▸ **What you will do**: Lines containing the string "thức" are to be counted; report the total by itself.

--- Material for this exercise ---

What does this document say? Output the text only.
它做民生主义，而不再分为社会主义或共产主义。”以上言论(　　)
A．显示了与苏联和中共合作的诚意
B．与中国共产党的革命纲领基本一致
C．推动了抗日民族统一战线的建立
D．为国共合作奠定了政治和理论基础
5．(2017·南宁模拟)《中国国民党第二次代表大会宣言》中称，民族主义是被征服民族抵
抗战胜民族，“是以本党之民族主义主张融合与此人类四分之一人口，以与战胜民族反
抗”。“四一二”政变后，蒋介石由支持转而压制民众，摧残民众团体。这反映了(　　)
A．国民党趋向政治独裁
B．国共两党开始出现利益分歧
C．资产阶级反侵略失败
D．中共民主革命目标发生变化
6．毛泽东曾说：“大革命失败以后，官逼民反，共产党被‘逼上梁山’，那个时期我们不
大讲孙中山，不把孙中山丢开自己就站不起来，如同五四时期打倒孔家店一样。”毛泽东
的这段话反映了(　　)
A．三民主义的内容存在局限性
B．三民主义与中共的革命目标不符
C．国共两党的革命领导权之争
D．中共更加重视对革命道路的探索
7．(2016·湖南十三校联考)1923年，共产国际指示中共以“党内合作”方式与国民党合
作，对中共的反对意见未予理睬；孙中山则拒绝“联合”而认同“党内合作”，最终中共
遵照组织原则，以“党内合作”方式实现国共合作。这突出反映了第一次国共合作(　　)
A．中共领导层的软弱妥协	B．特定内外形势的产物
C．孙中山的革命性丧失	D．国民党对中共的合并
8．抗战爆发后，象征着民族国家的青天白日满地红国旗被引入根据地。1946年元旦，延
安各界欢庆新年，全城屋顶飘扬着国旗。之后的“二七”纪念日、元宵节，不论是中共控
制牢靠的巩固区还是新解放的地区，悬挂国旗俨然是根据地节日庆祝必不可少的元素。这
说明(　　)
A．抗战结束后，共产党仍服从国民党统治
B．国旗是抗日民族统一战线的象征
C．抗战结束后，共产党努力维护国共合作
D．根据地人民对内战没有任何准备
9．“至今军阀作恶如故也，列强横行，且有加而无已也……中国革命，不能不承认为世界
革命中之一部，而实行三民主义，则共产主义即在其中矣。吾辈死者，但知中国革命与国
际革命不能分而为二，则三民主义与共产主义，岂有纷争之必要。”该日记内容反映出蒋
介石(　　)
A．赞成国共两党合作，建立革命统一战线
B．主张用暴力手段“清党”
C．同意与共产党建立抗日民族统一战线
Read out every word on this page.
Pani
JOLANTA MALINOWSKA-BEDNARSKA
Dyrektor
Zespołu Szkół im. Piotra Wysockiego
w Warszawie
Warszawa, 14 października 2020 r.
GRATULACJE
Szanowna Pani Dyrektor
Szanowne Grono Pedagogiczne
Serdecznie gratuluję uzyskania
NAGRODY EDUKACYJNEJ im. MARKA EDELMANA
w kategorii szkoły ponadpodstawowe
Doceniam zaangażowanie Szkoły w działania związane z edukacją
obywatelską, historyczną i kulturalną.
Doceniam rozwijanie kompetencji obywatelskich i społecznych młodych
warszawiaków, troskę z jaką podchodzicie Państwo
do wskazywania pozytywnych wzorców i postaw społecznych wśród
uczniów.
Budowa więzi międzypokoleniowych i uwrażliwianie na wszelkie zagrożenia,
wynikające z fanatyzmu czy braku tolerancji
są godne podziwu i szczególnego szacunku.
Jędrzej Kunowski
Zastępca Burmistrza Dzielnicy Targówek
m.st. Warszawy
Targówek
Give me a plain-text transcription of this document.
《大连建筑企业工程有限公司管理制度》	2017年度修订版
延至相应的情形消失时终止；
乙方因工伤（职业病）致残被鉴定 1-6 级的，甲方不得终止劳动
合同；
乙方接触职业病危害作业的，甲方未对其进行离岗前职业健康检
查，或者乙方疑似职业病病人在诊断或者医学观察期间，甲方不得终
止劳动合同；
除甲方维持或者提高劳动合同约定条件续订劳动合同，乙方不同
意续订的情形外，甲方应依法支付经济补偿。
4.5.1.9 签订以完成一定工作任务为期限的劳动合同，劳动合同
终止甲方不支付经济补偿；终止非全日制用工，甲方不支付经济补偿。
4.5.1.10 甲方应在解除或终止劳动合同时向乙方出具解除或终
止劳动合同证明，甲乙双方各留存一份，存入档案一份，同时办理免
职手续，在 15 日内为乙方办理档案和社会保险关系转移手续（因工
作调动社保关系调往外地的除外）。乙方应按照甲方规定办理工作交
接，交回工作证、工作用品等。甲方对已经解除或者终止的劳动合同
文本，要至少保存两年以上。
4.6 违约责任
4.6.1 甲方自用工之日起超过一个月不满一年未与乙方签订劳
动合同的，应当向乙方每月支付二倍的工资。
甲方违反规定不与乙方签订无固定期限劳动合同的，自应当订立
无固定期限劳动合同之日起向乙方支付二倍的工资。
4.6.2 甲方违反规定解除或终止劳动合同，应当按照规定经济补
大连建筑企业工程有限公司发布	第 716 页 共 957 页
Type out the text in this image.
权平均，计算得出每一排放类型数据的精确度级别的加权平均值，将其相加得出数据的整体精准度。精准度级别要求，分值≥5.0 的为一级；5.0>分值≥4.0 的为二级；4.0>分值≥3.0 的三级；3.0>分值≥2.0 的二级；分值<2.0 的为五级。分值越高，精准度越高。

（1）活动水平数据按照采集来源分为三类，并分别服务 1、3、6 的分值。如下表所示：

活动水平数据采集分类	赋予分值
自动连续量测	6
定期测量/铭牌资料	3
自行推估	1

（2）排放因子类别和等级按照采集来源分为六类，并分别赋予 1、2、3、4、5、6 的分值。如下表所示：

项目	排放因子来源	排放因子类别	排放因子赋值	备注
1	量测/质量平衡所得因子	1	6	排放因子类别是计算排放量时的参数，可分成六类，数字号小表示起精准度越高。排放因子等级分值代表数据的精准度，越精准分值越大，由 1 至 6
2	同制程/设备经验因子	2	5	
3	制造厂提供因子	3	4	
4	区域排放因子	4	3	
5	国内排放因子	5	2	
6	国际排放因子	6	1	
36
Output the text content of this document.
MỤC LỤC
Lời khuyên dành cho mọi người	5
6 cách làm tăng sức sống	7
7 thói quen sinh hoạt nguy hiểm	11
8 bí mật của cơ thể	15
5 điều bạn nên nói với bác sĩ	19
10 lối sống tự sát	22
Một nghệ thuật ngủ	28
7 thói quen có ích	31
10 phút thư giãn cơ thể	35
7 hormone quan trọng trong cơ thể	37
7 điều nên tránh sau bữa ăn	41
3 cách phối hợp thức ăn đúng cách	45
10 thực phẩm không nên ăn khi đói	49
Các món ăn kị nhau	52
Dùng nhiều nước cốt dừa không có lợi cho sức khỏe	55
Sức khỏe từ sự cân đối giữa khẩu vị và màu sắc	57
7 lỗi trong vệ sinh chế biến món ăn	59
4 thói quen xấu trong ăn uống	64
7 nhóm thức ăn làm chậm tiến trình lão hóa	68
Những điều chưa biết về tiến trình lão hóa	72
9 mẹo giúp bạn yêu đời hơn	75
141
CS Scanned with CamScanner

---

▸ **Output of the exercise**: 2